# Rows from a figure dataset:
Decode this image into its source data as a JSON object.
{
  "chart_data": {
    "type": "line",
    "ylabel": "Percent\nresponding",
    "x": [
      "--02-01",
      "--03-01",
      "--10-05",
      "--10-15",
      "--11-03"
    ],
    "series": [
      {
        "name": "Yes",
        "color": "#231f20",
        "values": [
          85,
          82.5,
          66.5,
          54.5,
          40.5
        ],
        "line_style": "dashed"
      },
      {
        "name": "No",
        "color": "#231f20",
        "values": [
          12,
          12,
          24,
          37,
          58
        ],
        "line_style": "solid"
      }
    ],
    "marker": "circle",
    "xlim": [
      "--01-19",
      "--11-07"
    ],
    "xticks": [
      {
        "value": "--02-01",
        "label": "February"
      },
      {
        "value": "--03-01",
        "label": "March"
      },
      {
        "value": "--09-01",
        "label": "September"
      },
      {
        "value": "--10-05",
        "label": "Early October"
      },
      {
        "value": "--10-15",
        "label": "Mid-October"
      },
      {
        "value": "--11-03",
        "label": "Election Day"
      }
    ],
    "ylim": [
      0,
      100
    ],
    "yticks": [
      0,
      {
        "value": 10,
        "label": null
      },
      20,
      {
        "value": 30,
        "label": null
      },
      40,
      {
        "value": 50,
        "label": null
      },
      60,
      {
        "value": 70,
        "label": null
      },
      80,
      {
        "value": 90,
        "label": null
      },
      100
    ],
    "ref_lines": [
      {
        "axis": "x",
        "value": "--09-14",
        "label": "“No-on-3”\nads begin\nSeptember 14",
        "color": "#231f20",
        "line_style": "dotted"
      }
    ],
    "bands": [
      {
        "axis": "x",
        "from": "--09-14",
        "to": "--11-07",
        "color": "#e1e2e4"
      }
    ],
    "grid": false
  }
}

--

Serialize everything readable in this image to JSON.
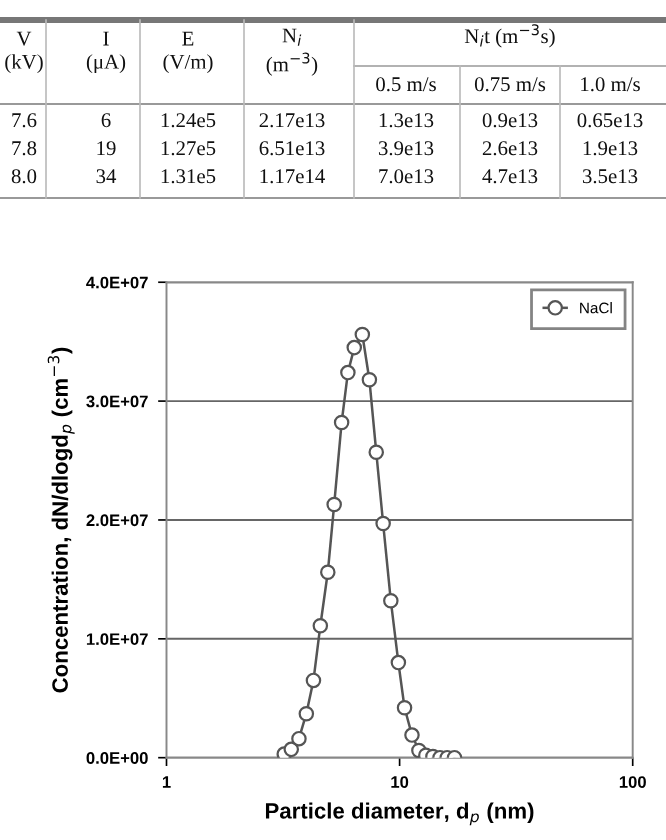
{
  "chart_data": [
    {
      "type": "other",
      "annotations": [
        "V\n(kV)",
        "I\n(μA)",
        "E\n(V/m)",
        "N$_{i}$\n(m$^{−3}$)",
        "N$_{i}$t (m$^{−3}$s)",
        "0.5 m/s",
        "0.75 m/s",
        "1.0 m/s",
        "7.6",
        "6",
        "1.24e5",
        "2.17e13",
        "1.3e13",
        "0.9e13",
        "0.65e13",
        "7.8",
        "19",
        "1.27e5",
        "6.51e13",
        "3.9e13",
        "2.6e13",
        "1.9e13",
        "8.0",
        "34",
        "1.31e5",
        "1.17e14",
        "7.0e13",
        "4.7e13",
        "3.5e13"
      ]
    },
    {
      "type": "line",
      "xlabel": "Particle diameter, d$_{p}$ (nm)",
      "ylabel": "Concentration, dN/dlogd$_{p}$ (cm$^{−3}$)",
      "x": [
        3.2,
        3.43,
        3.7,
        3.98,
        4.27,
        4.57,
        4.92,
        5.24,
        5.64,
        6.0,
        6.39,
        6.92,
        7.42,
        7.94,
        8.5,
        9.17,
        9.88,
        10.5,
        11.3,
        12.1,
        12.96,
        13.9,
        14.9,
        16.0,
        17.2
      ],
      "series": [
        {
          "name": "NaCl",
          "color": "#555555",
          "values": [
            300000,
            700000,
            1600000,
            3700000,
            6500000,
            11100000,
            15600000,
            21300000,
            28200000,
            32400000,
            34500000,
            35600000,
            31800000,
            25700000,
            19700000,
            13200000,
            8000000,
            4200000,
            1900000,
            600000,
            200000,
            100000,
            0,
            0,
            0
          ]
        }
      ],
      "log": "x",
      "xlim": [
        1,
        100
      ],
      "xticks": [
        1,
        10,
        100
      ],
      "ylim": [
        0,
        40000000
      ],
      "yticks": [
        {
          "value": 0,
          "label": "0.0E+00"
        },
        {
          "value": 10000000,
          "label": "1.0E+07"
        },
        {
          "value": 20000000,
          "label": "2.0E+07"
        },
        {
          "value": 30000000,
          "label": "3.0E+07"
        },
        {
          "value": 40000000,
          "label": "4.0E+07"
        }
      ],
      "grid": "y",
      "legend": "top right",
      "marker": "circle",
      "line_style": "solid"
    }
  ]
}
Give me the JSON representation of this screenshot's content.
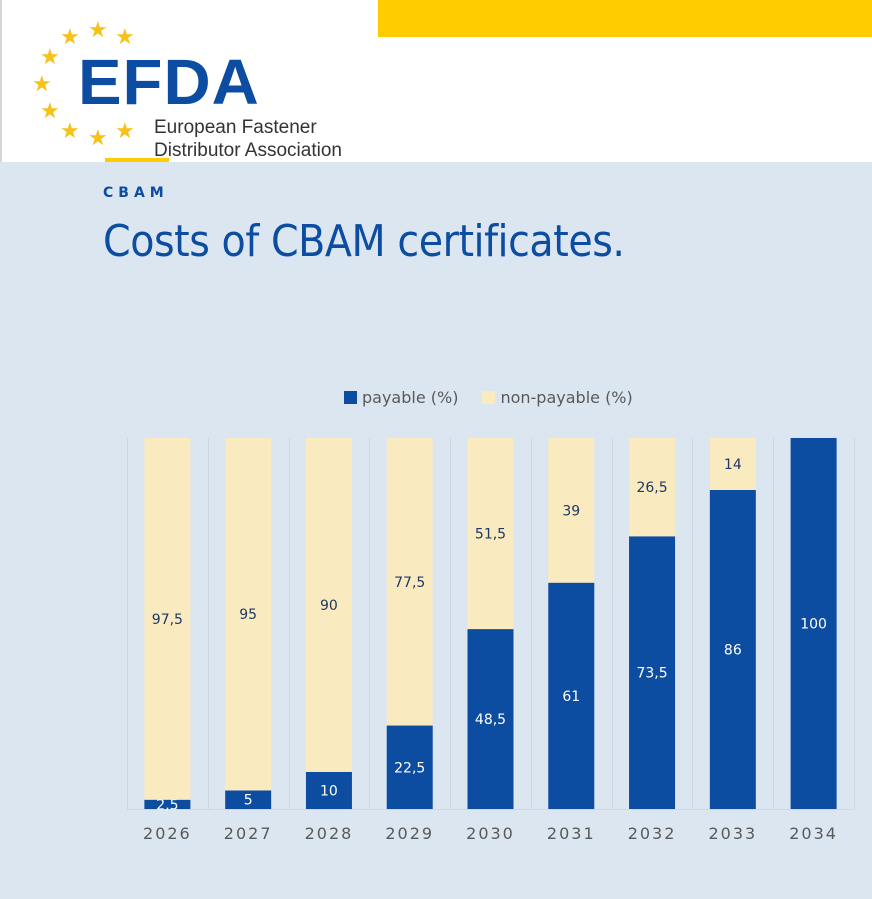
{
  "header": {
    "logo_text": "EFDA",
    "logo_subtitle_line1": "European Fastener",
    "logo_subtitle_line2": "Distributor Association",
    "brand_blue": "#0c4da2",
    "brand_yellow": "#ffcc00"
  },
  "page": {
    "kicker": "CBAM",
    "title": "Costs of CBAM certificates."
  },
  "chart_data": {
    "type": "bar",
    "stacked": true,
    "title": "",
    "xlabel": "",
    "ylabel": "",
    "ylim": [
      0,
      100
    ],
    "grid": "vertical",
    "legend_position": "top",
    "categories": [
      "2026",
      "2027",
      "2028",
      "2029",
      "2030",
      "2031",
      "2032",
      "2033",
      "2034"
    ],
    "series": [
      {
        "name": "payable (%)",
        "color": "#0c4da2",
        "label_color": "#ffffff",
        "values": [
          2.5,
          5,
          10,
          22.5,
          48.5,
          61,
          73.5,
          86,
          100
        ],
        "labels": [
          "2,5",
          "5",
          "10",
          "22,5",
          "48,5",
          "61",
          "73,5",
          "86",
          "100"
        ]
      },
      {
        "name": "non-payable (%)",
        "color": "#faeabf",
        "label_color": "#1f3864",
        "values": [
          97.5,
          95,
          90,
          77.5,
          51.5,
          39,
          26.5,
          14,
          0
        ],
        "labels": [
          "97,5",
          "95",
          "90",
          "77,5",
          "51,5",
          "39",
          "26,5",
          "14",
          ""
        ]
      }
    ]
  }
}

# Instructions to follow:
Where a line of the material above holds the string "ylabel", copy that line.

# Reply to the exercise:
    "ylabel": "Percent\nresponding",
      "ylabel": "Concentration, dN/dlogd$_{p}$ (cm$^{−3}$)",
    "ylabel": "",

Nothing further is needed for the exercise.